— Task instructions —
Word for word, copy all the data and drop the pictures.

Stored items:
● ● ●
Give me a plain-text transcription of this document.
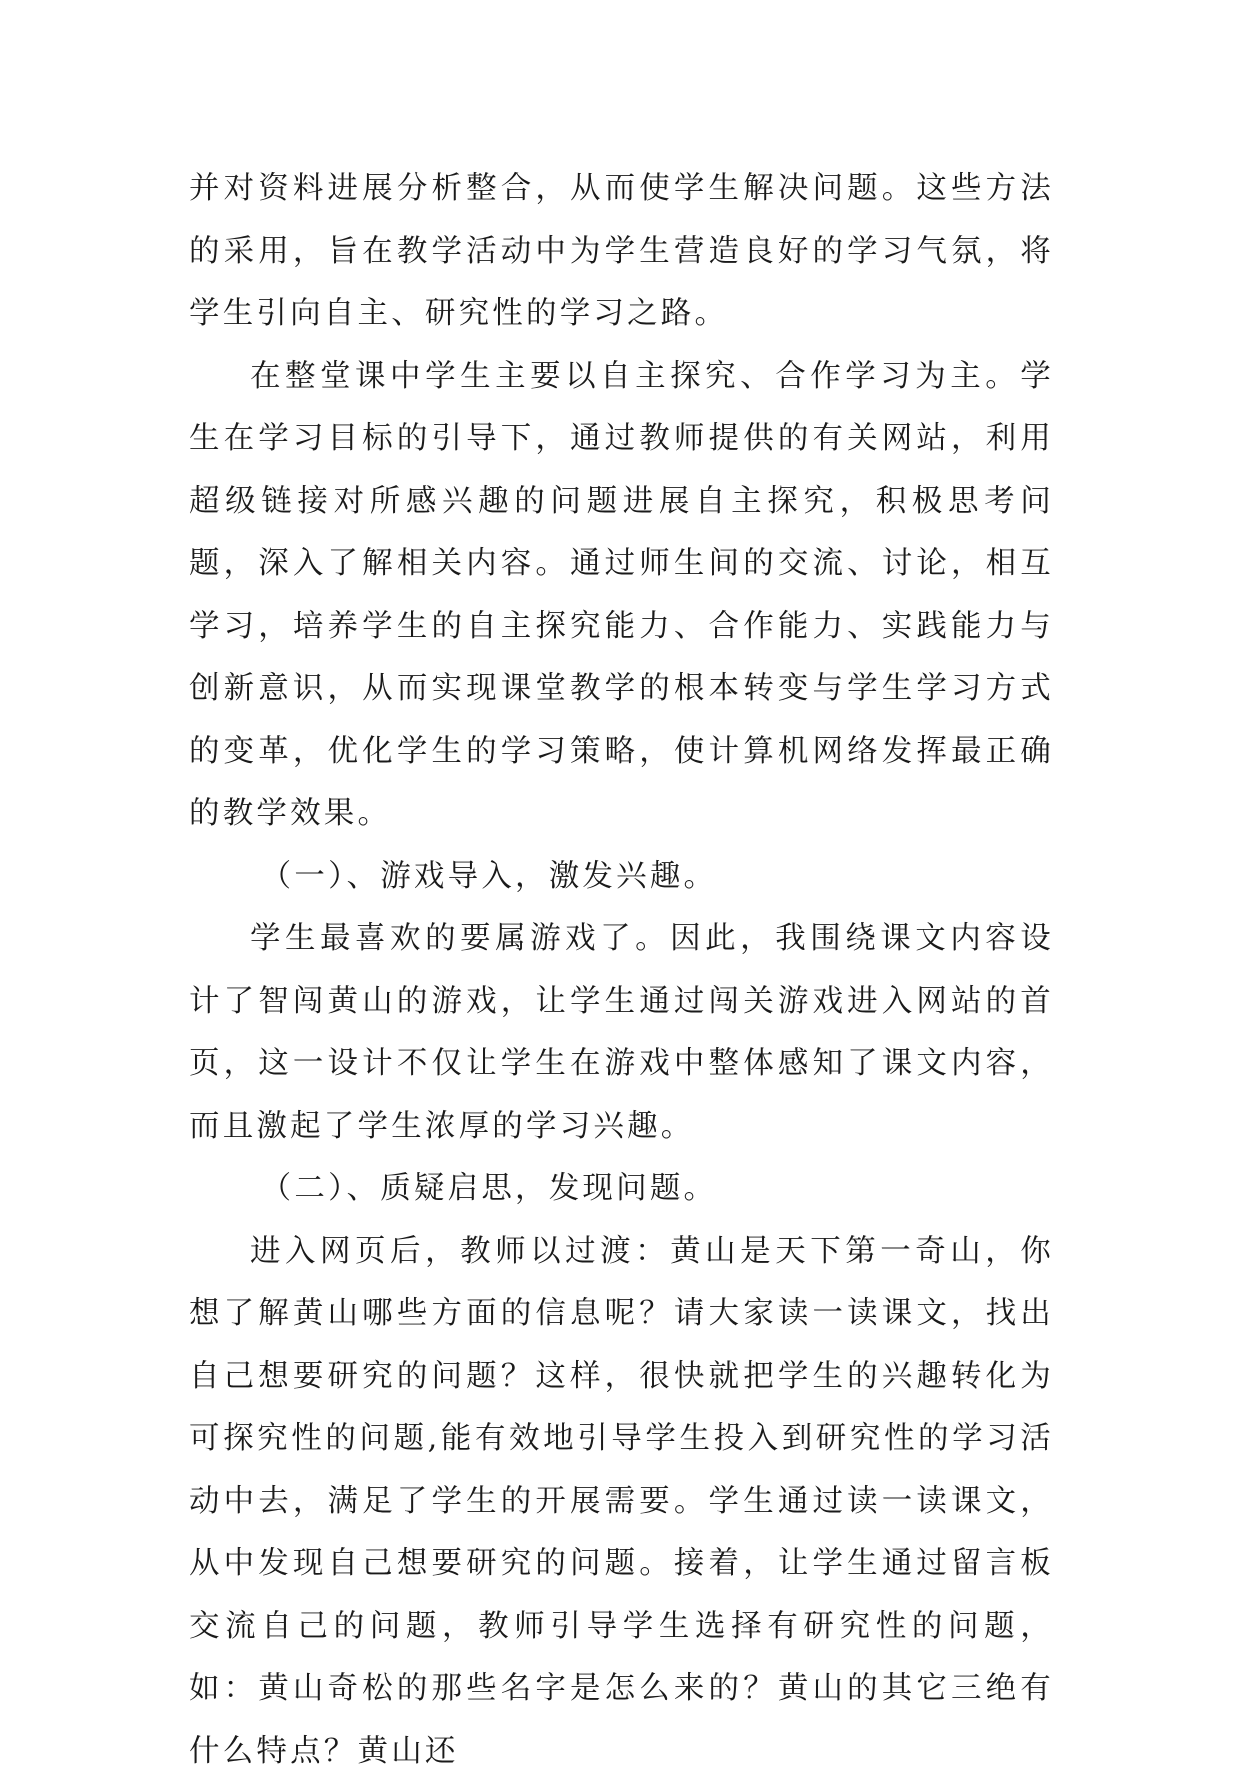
并对资料进展分析整合，从而使学生解决问题。这些方法的采用，旨在教学活动中为学生营造良好的学习气氛，将学生引向自主、研究性的学习之路。

在整堂课中学生主要以自主探究、合作学习为主。学生在学习目标的引导下，通过教师提供的有关网站，利用超级链接对所感兴趣的问题进展自主探究，积极思考问题，深入了解相关内容。通过师生间的交流、讨论，相互学习，培养学生的自主探究能力、合作能力、实践能力与创新意识，从而实现课堂教学的根本转变与学生学习方式的变革，优化学生的学习策略，使计算机网络发挥最正确的教学效果。

（一）、游戏导入，激发兴趣。

学生最喜欢的要属游戏了。因此，我围绕课文内容设计了智闯黄山的游戏，让学生通过闯关游戏进入网站的首页，这一设计不仅让学生在游戏中整体感知了课文内容，而且激起了学生浓厚的学习兴趣。

（二）、质疑启思，发现问题。

进入网页后，教师以过渡：黄山是天下第一奇山，你想了解黄山哪些方面的信息呢？请大家读一读课文，找出自己想要研究的问题？这样，很快就把学生的兴趣转化为可探究性的问题,能有效地引导学生投入到研究性的学习活动中去，满足了学生的开展需要。学生通过读一读课文，从中发现自己想要研究的问题。接着，让学生通过留言板交流自己的问题，教师引导学生选择有研究性的问题，如：黄山奇松的那些名字是怎么来的？黄山的其它三绝有什么特点？黄山还
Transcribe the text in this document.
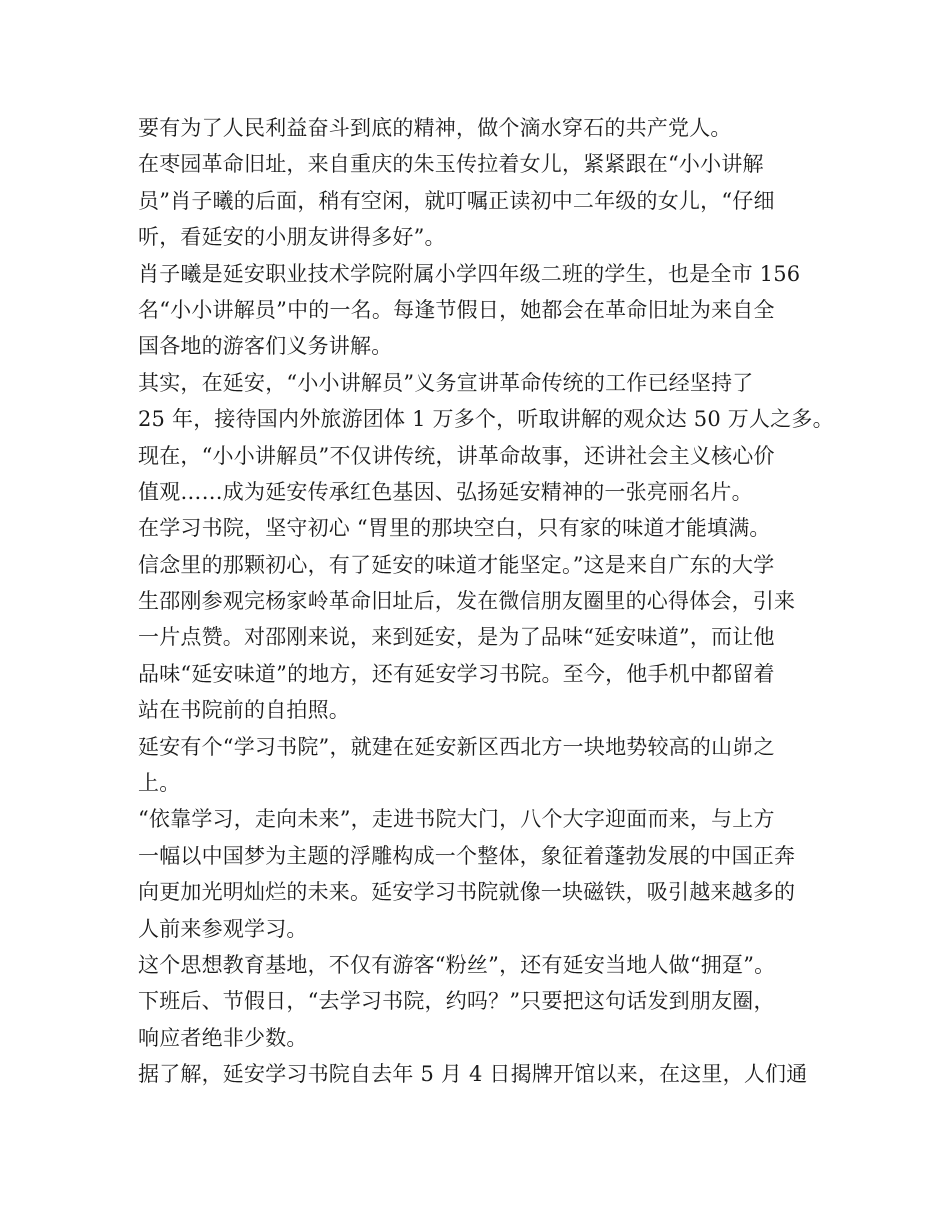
要有为了人民利益奋斗到底的精神，做个滴水穿石的共产党人。
在枣园革命旧址，来自重庆的朱玉传拉着女儿，紧紧跟在“小小讲解
员”肖子曦的后面，稍有空闲，就叮嘱正读初中二年级的女儿，“仔细
听，看延安的小朋友讲得多好”。
肖子曦是延安职业技术学院附属小学四年级二班的学生，也是全市 156
名“小小讲解员”中的一名。每逢节假日，她都会在革命旧址为来自全
国各地的游客们义务讲解。
其实，在延安，“小小讲解员”义务宣讲革命传统的工作已经坚持了
25 年，接待国内外旅游团体 1 万多个，听取讲解的观众达 50 万人之多。
现在，“小小讲解员”不仅讲传统，讲革命故事，还讲社会主义核心价
值观……成为延安传承红色基因、弘扬延安精神的一张亮丽名片。
在学习书院，坚守初心 “胃里的那块空白，只有家的味道才能填满。
信念里的那颗初心，有了延安的味道才能坚定。”这是来自广东的大学
生邵刚参观完杨家岭革命旧址后，发在微信朋友圈里的心得体会，引来
一片点赞。对邵刚来说，来到延安，是为了品味“延安味道”，而让他
品味“延安味道”的地方，还有延安学习书院。至今，他手机中都留着
站在书院前的自拍照。
延安有个“学习书院”，就建在延安新区西北方一块地势较高的山峁之
上。
“依靠学习，走向未来”，走进书院大门，八个大字迎面而来，与上方
一幅以中国梦为主题的浮雕构成一个整体，象征着蓬勃发展的中国正奔
向更加光明灿烂的未来。延安学习书院就像一块磁铁，吸引越来越多的
人前来参观学习。
这个思想教育基地，不仅有游客“粉丝”，还有延安当地人做“拥趸”。
下班后、节假日，“去学习书院，约吗？”只要把这句话发到朋友圈，
响应者绝非少数。
据了解，延安学习书院自去年 5 月 4 日揭牌开馆以来，在这里，人们通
● ● ●
— Worked answer —
Give me a plain-text transcription of this document.
并对资料进展分析整合，从而使学生解决问题。这些方法的采用，旨在教学活动中为学生营造良好的学习气氛，将学生引向自主、研究性的学习之路。

在整堂课中学生主要以自主探究、合作学习为主。学生在学习目标的引导下，通过教师提供的有关网站，利用超级链接对所感兴趣的问题进展自主探究，积极思考问题，深入了解相关内容。通过师生间的交流、讨论，相互学习，培养学生的自主探究能力、合作能力、实践能力与创新意识，从而实现课堂教学的根本转变与学生学习方式的变革，优化学生的学习策略，使计算机网络发挥最正确的教学效果。

（一）、游戏导入，激发兴趣。

学生最喜欢的要属游戏了。因此，我围绕课文内容设计了智闯黄山的游戏，让学生通过闯关游戏进入网站的首页，这一设计不仅让学生在游戏中整体感知了课文内容，而且激起了学生浓厚的学习兴趣。

（二）、质疑启思，发现问题。

进入网页后，教师以过渡：黄山是天下第一奇山，你想了解黄山哪些方面的信息呢？请大家读一读课文，找出自己想要研究的问题？这样，很快就把学生的兴趣转化为可探究性的问题,能有效地引导学生投入到研究性的学习活动中去，满足了学生的开展需要。学生通过读一读课文，从中发现自己想要研究的问题。接着，让学生通过留言板交流自己的问题，教师引导学生选择有研究性的问题，如：黄山奇松的那些名字是怎么来的？黄山的其它三绝有什么特点？黄山还
Transcribe the text in this document.
要有为了人民利益奋斗到底的精神，做个滴水穿石的共产党人。
在枣园革命旧址，来自重庆的朱玉传拉着女儿，紧紧跟在“小小讲解
员”肖子曦的后面，稍有空闲，就叮嘱正读初中二年级的女儿，“仔细
听，看延安的小朋友讲得多好”。
肖子曦是延安职业技术学院附属小学四年级二班的学生，也是全市 156
名“小小讲解员”中的一名。每逢节假日，她都会在革命旧址为来自全
国各地的游客们义务讲解。
其实，在延安，“小小讲解员”义务宣讲革命传统的工作已经坚持了
25 年，接待国内外旅游团体 1 万多个，听取讲解的观众达 50 万人之多。
现在，“小小讲解员”不仅讲传统，讲革命故事，还讲社会主义核心价
值观……成为延安传承红色基因、弘扬延安精神的一张亮丽名片。
在学习书院，坚守初心 “胃里的那块空白，只有家的味道才能填满。
信念里的那颗初心，有了延安的味道才能坚定。”这是来自广东的大学
生邵刚参观完杨家岭革命旧址后，发在微信朋友圈里的心得体会，引来
一片点赞。对邵刚来说，来到延安，是为了品味“延安味道”，而让他
品味“延安味道”的地方，还有延安学习书院。至今，他手机中都留着
站在书院前的自拍照。
延安有个“学习书院”，就建在延安新区西北方一块地势较高的山峁之
上。
“依靠学习，走向未来”，走进书院大门，八个大字迎面而来，与上方
一幅以中国梦为主题的浮雕构成一个整体，象征着蓬勃发展的中国正奔
向更加光明灿烂的未来。延安学习书院就像一块磁铁，吸引越来越多的
人前来参观学习。
这个思想教育基地，不仅有游客“粉丝”，还有延安当地人做“拥趸”。
下班后、节假日，“去学习书院，约吗？”只要把这句话发到朋友圈，
响应者绝非少数。
据了解，延安学习书院自去年 5 月 4 日揭牌开馆以来，在这里，人们通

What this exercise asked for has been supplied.